▸ **LISTING**

_____

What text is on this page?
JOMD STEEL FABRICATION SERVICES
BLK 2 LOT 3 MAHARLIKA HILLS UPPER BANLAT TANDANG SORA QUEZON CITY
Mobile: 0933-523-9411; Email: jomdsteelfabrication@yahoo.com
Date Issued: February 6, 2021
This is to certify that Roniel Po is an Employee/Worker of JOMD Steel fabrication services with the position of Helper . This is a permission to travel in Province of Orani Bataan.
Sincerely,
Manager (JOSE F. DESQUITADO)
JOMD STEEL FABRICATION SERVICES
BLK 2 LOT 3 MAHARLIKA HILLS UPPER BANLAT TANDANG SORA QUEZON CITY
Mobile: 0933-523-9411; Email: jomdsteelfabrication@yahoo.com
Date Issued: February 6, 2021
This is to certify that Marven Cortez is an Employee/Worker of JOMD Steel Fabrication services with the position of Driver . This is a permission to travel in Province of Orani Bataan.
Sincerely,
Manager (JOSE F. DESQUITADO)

_____

Every line above that contains the word "permission" should be reported.

This is to certify that Roniel Po is an Employee/Worker of JOMD Steel fabrication services with the position of Helper . This is a permission to travel in Province of Orani Bataan.
This is to certify that Marven Cortez is an Employee/Worker of JOMD Steel Fabrication services with the position of Driver . This is a permission to travel in Province of Orani Bataan.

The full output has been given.